Write out every single entry exactly.

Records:
start
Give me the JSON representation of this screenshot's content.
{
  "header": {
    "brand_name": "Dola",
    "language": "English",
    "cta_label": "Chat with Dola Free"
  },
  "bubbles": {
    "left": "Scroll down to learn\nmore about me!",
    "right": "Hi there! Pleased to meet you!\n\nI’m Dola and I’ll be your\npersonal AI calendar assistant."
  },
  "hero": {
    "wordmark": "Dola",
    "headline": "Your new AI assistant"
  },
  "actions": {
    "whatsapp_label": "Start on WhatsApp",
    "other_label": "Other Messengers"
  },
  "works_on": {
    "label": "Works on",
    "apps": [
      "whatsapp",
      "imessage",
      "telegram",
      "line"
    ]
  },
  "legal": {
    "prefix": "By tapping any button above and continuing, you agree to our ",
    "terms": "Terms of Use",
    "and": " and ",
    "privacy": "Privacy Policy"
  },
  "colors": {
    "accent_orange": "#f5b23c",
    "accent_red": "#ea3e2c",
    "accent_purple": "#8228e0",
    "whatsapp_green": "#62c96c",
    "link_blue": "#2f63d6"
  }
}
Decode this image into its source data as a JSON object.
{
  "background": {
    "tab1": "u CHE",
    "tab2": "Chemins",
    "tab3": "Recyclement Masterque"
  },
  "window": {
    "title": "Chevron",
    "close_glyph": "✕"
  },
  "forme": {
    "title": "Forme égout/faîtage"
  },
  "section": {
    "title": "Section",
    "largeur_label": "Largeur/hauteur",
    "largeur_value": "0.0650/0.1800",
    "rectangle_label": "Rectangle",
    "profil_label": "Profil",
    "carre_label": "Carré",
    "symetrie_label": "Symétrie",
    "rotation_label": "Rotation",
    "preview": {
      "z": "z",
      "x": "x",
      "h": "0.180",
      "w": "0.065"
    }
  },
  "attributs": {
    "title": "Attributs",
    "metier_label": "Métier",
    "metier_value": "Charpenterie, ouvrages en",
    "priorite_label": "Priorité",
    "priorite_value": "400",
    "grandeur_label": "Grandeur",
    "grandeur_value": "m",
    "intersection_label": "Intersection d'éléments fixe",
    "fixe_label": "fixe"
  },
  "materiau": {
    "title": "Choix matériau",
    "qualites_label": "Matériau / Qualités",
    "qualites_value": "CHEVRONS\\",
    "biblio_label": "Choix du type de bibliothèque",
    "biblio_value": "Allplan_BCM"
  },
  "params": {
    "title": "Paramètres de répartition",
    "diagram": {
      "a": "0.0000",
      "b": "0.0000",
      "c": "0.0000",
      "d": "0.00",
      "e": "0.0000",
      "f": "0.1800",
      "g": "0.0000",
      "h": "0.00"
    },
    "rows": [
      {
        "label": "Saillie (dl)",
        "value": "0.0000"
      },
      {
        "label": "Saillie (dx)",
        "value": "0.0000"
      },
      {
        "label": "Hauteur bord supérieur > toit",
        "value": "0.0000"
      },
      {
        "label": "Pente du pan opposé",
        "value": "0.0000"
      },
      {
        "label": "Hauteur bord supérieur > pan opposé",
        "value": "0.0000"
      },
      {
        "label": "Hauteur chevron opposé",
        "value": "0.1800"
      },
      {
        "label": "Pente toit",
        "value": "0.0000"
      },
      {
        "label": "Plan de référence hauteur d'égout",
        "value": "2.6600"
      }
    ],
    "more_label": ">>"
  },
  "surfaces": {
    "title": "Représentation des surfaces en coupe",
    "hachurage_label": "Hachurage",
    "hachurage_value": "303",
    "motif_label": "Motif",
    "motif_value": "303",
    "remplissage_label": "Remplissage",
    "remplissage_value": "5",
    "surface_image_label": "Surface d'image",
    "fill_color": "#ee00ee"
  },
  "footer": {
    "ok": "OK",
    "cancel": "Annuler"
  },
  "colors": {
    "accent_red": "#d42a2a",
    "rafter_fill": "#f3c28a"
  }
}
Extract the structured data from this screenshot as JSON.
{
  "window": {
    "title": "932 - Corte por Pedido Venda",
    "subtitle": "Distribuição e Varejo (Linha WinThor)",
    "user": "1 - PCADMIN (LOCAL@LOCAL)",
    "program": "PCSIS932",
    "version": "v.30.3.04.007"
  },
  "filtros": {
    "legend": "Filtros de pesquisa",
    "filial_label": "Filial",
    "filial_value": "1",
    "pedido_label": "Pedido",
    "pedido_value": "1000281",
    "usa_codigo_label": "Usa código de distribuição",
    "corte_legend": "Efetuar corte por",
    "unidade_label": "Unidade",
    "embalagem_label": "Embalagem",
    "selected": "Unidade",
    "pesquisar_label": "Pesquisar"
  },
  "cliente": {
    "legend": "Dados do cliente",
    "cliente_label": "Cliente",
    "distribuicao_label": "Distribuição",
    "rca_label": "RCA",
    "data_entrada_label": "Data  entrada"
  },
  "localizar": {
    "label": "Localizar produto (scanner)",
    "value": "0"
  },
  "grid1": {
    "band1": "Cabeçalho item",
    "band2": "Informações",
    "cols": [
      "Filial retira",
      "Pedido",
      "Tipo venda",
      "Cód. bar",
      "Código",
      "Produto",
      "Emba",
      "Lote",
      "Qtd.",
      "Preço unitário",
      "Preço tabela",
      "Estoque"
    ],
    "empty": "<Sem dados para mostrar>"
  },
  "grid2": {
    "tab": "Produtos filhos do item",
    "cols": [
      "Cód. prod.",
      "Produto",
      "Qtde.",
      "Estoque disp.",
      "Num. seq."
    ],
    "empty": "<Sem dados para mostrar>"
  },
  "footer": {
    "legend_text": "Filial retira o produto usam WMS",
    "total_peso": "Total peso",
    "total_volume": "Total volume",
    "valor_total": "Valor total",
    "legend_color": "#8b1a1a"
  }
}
end
• RESULT OF THIS EXERCISE:
Give me the JSON representation of this screenshot's content.
{
  "header": {
    "brand_name": "Dola",
    "language": "English",
    "cta_label": "Chat with Dola Free"
  },
  "bubbles": {
    "left": "Scroll down to learn\nmore about me!",
    "right": "Hi there! Pleased to meet you!\n\nI’m Dola and I’ll be your\npersonal AI calendar assistant."
  },
  "hero": {
    "wordmark": "Dola",
    "headline": "Your new AI assistant"
  },
  "actions": {
    "whatsapp_label": "Start on WhatsApp",
    "other_label": "Other Messengers"
  },
  "works_on": {
    "label": "Works on",
    "apps": [
      "whatsapp",
      "imessage",
      "telegram",
      "line"
    ]
  },
  "legal": {
    "prefix": "By tapping any button above and continuing, you agree to our ",
    "terms": "Terms of Use",
    "and": " and ",
    "privacy": "Privacy Policy"
  },
  "colors": {
    "accent_orange": "#f5b23c",
    "accent_red": "#ea3e2c",
    "accent_purple": "#8228e0",
    "whatsapp_green": "#62c96c",
    "link_blue": "#2f63d6"
  }
}
Decode this image into its source data as a JSON object.
{
  "background": {
    "tab1": "u CHE",
    "tab2": "Chemins",
    "tab3": "Recyclement Masterque"
  },
  "window": {
    "title": "Chevron",
    "close_glyph": "✕"
  },
  "forme": {
    "title": "Forme égout/faîtage"
  },
  "section": {
    "title": "Section",
    "largeur_label": "Largeur/hauteur",
    "largeur_value": "0.0650/0.1800",
    "rectangle_label": "Rectangle",
    "profil_label": "Profil",
    "carre_label": "Carré",
    "symetrie_label": "Symétrie",
    "rotation_label": "Rotation",
    "preview": {
      "z": "z",
      "x": "x",
      "h": "0.180",
      "w": "0.065"
    }
  },
  "attributs": {
    "title": "Attributs",
    "metier_label": "Métier",
    "metier_value": "Charpenterie, ouvrages en",
    "priorite_label": "Priorité",
    "priorite_value": "400",
    "grandeur_label": "Grandeur",
    "grandeur_value": "m",
    "intersection_label": "Intersection d'éléments fixe",
    "fixe_label": "fixe"
  },
  "materiau": {
    "title": "Choix matériau",
    "qualites_label": "Matériau / Qualités",
    "qualites_value": "CHEVRONS\\",
    "biblio_label": "Choix du type de bibliothèque",
    "biblio_value": "Allplan_BCM"
  },
  "params": {
    "title": "Paramètres de répartition",
    "diagram": {
      "a": "0.0000",
      "b": "0.0000",
      "c": "0.0000",
      "d": "0.00",
      "e": "0.0000",
      "f": "0.1800",
      "g": "0.0000",
      "h": "0.00"
    },
    "rows": [
      {
        "label": "Saillie (dl)",
        "value": "0.0000"
      },
      {
        "label": "Saillie (dx)",
        "value": "0.0000"
      },
      {
        "label": "Hauteur bord supérieur > toit",
        "value": "0.0000"
      },
      {
        "label": "Pente du pan opposé",
        "value": "0.0000"
      },
      {
        "label": "Hauteur bord supérieur > pan opposé",
        "value": "0.0000"
      },
      {
        "label": "Hauteur chevron opposé",
        "value": "0.1800"
      },
      {
        "label": "Pente toit",
        "value": "0.0000"
      },
      {
        "label": "Plan de référence hauteur d'égout",
        "value": "2.6600"
      }
    ],
    "more_label": ">>"
  },
  "surfaces": {
    "title": "Représentation des surfaces en coupe",
    "hachurage_label": "Hachurage",
    "hachurage_value": "303",
    "motif_label": "Motif",
    "motif_value": "303",
    "remplissage_label": "Remplissage",
    "remplissage_value": "5",
    "surface_image_label": "Surface d'image",
    "fill_color": "#ee00ee"
  },
  "footer": {
    "ok": "OK",
    "cancel": "Annuler"
  },
  "colors": {
    "accent_red": "#d42a2a",
    "rafter_fill": "#f3c28a"
  }
}
Extract the structured data from this screenshot as JSON.
{
  "window": {
    "title": "932 - Corte por Pedido Venda",
    "subtitle": "Distribuição e Varejo (Linha WinThor)",
    "user": "1 - PCADMIN (LOCAL@LOCAL)",
    "program": "PCSIS932",
    "version": "v.30.3.04.007"
  },
  "filtros": {
    "legend": "Filtros de pesquisa",
    "filial_label": "Filial",
    "filial_value": "1",
    "pedido_label": "Pedido",
    "pedido_value": "1000281",
    "usa_codigo_label": "Usa código de distribuição",
    "corte_legend": "Efetuar corte por",
    "unidade_label": "Unidade",
    "embalagem_label": "Embalagem",
    "selected": "Unidade",
    "pesquisar_label": "Pesquisar"
  },
  "cliente": {
    "legend": "Dados do cliente",
    "cliente_label": "Cliente",
    "distribuicao_label": "Distribuição",
    "rca_label": "RCA",
    "data_entrada_label": "Data  entrada"
  },
  "localizar": {
    "label": "Localizar produto (scanner)",
    "value": "0"
  },
  "grid1": {
    "band1": "Cabeçalho item",
    "band2": "Informações",
    "cols": [
      "Filial retira",
      "Pedido",
      "Tipo venda",
      "Cód. bar",
      "Código",
      "Produto",
      "Emba",
      "Lote",
      "Qtd.",
      "Preço unitário",
      "Preço tabela",
      "Estoque"
    ],
    "empty": "<Sem dados para mostrar>"
  },
  "grid2": {
    "tab": "Produtos filhos do item",
    "cols": [
      "Cód. prod.",
      "Produto",
      "Qtde.",
      "Estoque disp.",
      "Num. seq."
    ],
    "empty": "<Sem dados para mostrar>"
  },
  "footer": {
    "legend_text": "Filial retira o produto usam WMS",
    "total_peso": "Total peso",
    "total_volume": "Total volume",
    "valor_total": "Valor total",
    "legend_color": "#8b1a1a"
  }
}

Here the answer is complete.